DOCUMENT SEGMENT:

● ● ● ● ● ● ●

# Bacon Cheeseburger Fattie   Q-VIEW



## b8h8r (Aug 20, 2008)

Here it is, just on the smoker.  Feel free to watch along.  Here are the basics.  Burger, BBQ sauce, co jack cheese, sauted onions and shrooms.


----------



## daboys (Aug 20, 2008)

Looking good so far.


----------



## cowgirl (Aug 20, 2008)

Mmmm I like the sound of those ingredients. Can't wait to see how it comes out.


----------



## gorillagrilla (Aug 20, 2008)

Oh yes , been meanin to try that one. mmmmm. Right after I try those pancake ones from Smok'in Dick. ( why do I feel funny typing or saying that handle ?? ) anyway , looks awsome Cowgirl !!


----------



## waysideranch (Aug 20, 2008)

Now that sucker is whatI'd like.  All my fav fixins.  Nice.


----------



## b8h8r (Aug 20, 2008)

I'm thinking 145, then throw on grill to crisp bacon.


----------



## b8h8r (Aug 20, 2008)

Here's the finished.  Tasty...


----------



## erain (Aug 20, 2008)

very fine, looks like a great combo and that sucker is stuffed!!!!


----------



## ezmoney (Aug 20, 2008)

Very well done!! That looks Outstanding!


----------



## steevieg (Aug 23, 2008)

I'll take 2 slices, please


----------

● ● ● ● ● ● ●

Stored entries
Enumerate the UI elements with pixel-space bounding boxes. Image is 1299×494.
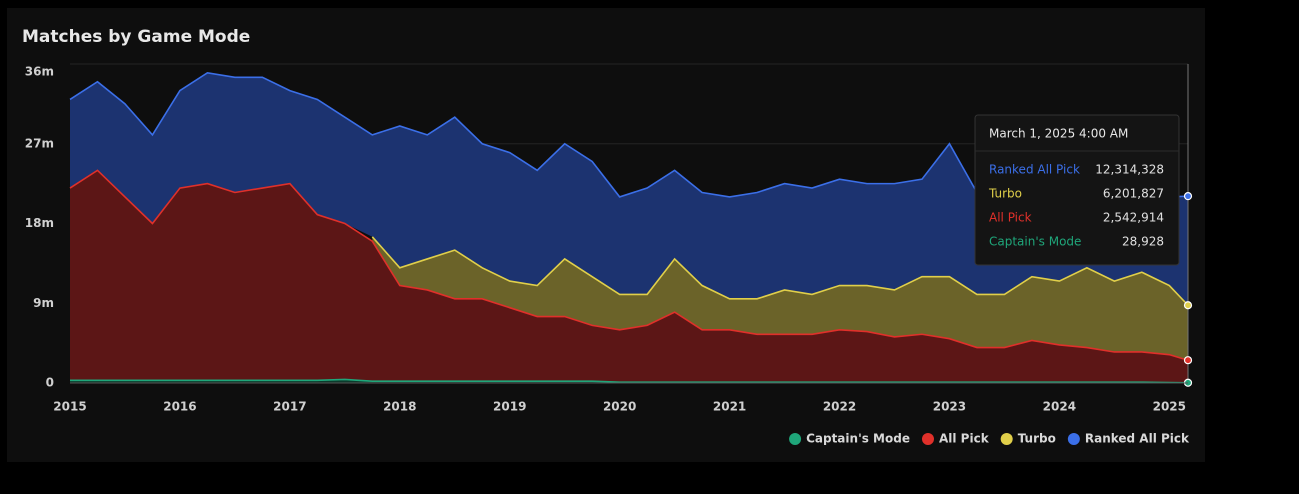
tooltip-name: All Pick — [989, 211, 1032, 225]
y-tick-label: 9m — [33, 296, 54, 310]
y-tick-label: 0 — [46, 376, 54, 390]
tooltip-box — [974, 114, 1180, 266]
hover-dot — [1183, 356, 1193, 365]
area-line — [69, 169, 1189, 361]
tooltip-value: 6,201,827 — [1103, 187, 1164, 201]
legend-label: All Pick — [939, 432, 990, 446]
hover-dot — [1183, 301, 1193, 310]
y-tick-label: 36m — [25, 65, 54, 79]
x-tick-label: 2018 — [383, 400, 416, 414]
x-tick-label: 2017 — [273, 400, 306, 414]
tooltip-value: 12,314,328 — [1095, 163, 1164, 177]
hover-dot — [1183, 192, 1193, 201]
legend-swatch — [1000, 433, 1013, 445]
tooltip-name: Turbo — [988, 187, 1022, 201]
x-tick-label: 2025 — [1153, 400, 1186, 414]
area-line — [70, 378, 1189, 384]
x-tick-label: 2020 — [603, 400, 636, 414]
x-tick-label: 2015 — [53, 400, 86, 414]
x-tick-label: 2016 — [163, 400, 196, 414]
legend-label: Ranked All Pick — [1085, 432, 1190, 446]
tooltip-value: 28,928 — [1122, 235, 1164, 249]
x-tick-label: 2021 — [713, 400, 746, 414]
x-tick-label: 2024 — [1043, 400, 1076, 414]
tooltip-title: March 1, 2025 4:00 AM — [989, 127, 1128, 141]
area — [70, 170, 1188, 383]
x-tick-label: 2023 — [933, 400, 966, 414]
area — [70, 72, 1188, 306]
tooltip-name: Ranked All Pick — [989, 163, 1080, 177]
legend-label: Captain's Mode — [806, 432, 910, 446]
legend-swatch — [1067, 433, 1080, 445]
area-line — [371, 236, 1189, 306]
y-tick-label: 27m — [25, 136, 54, 150]
legend-swatch — [789, 433, 802, 445]
legend-swatch — [921, 433, 934, 445]
tooltip-name: Captain's Mode — [989, 235, 1081, 249]
x-tick-label: 2019 — [493, 400, 526, 414]
chart-title: Matches by Game Mode — [22, 27, 250, 47]
x-tick-label: 2022 — [823, 400, 856, 414]
tooltip-value: 2,542,914 — [1103, 211, 1164, 225]
legend-label: Turbo — [1018, 432, 1056, 446]
area — [372, 236, 1188, 361]
y-tick-label: 18m — [25, 216, 54, 230]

● ● ● ● ● ● ●

WHAT THIS TASK INVOLVES: Reproduce the bacon cheeseburger fattie thread word for word, from its title through the last post.

THE RESULT:
# Bacon Cheeseburger Fattie   Q-VIEW



## b8h8r (Aug 20, 2008)

Here it is, just on the smoker.  Feel free to watch along.  Here are the basics.  Burger, BBQ sauce, co jack cheese, sauted onions and shrooms.


----------



## daboys (Aug 20, 2008)

Looking good so far.


----------



## cowgirl (Aug 20, 2008)

Mmmm I like the sound of those ingredients. Can't wait to see how it comes out.


----------



## gorillagrilla (Aug 20, 2008)

Oh yes , been meanin to try that one. mmmmm. Right after I try those pancake ones from Smok'in Dick. ( why do I feel funny typing or saying that handle ?? ) anyway , looks awsome Cowgirl !!


----------



## waysideranch (Aug 20, 2008)

Now that sucker is whatI'd like.  All my fav fixins.  Nice.


----------



## b8h8r (Aug 20, 2008)

I'm thinking 145, then throw on grill to crisp bacon.


----------



## b8h8r (Aug 20, 2008)

Here's the finished.  Tasty...


----------



## erain (Aug 20, 2008)

very fine, looks like a great combo and that sucker is stuffed!!!!


----------



## ezmoney (Aug 20, 2008)

Very well done!! That looks Outstanding!


----------



## steevieg (Aug 23, 2008)

I'll take 2 slices, please


----------